◆ **Selected text**
+--

- Born: November 1932 (age 93) Xixiang County, Shaanxi, China
- Citizenship: China
- Known for: Dictionary of the Tangut language
- Awards: Wu Yuzhang Prize for Humanities and Social Sciences (2002)
- Scientific career
- Fields: Linguistics
- Workplaces: Chinese Academy of Social Sciences
- Academic advisors: Luo Fuyi [zh]

= Li Fanwen =

Chinese linguist (born 1932)

Li Fanwen (李範文 (李范文, Lǐ Fànwén)) (born November 1932) is a Chinese linguist and Tangutologist.

==Biography==

Li Fanwen was born in Xixiang County, Shaanxi in November 1932. After leaving school, he worked for several years before going to Beijing to study Tibetan at the Central College for Nationalities, from which he graduated in 1956. He stayed on at the college as a research student in the History department until he graduated in 1959. By this time, he had become fascinated with the extinct and only semi-deciphered Tangut script, and in 1960 he decided to move to Yinchuan in Ningxia, the former capital of the Tangut Empire, to devote himself to Tangut studies, but his wife was unwilling to accompany him, so they divorced.

+--

◆ **Extracted entries**
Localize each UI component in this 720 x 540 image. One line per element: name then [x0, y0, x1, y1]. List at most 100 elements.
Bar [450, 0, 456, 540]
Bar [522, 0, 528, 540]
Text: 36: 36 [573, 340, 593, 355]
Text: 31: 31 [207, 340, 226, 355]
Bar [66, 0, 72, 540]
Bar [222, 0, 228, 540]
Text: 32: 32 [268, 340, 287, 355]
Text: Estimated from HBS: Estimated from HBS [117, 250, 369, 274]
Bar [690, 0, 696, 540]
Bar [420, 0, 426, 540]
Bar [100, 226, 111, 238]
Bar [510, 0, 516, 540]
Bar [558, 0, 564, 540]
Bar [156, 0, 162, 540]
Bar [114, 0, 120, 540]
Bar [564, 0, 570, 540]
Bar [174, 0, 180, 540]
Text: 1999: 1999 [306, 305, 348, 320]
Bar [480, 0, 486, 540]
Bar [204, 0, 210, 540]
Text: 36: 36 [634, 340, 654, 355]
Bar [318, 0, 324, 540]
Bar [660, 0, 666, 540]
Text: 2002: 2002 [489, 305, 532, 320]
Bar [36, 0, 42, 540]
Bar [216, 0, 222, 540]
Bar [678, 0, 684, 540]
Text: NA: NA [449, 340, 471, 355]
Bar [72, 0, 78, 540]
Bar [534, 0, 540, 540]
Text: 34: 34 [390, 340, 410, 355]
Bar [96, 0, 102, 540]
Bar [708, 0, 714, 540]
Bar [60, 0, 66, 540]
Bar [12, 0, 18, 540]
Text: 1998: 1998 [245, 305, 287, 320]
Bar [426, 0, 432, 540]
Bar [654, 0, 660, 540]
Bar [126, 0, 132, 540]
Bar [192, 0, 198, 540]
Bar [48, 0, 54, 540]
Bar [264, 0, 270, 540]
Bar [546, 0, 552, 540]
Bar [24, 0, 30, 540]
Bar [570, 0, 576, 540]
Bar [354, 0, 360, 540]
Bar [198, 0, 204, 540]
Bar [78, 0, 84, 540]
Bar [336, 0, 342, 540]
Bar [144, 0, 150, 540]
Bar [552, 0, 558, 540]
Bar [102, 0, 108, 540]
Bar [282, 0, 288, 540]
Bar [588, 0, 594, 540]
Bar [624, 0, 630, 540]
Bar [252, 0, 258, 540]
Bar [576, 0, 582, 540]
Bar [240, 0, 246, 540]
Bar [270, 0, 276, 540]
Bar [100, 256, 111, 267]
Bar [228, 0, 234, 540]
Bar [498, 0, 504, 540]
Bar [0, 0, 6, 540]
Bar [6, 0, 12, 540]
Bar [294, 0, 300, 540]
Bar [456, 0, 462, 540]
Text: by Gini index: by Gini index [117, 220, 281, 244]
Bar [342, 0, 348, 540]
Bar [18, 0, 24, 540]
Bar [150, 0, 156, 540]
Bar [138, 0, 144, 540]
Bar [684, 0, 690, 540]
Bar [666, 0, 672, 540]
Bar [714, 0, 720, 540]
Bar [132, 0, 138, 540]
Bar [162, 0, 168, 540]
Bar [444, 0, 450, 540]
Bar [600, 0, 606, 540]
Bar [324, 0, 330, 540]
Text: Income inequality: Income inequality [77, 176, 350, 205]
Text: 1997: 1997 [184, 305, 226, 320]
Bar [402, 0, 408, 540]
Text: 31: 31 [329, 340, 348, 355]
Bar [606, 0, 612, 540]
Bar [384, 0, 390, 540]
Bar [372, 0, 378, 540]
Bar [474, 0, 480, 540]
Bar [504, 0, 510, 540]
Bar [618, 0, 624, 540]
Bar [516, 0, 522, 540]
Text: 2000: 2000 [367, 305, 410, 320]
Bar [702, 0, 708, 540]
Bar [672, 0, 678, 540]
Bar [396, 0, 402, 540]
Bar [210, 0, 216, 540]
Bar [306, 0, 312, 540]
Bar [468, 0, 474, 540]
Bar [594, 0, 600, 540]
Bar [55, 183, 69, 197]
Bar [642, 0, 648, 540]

+--

◆ **Written tasks**
[1] According to the Li Fanwen text, which prize did he receive in 2002?
[2] Reproduce everything in the Li Fanwen text from "- Born: November" down to "linguist and Tangutologist.".
Rely only on the Li Fanwen text, not the listing.

◆ **Results in order**
[1] The Wu Yuzhang Prize for Humanities and Social Sciences.

[2]
- Born: November 1932 (age 93) Xixiang County, Shaanxi, China
- Citizenship: China
- Known for: Dictionary of the Tangut language
- Awards: Wu Yuzhang Prize for Humanities and Social Sciences (2002)
- Scientific career
- Fields: Linguistics
- Workplaces: Chinese Academy of Social Sciences
- Academic advisors: Luo Fuyi [zh]

= Li Fanwen =

Chinese linguist (born 1932)

Li Fanwen (李範文 (李范文, Lǐ Fànwén)) (born November 1932) is a Chinese linguist and Tangutologist.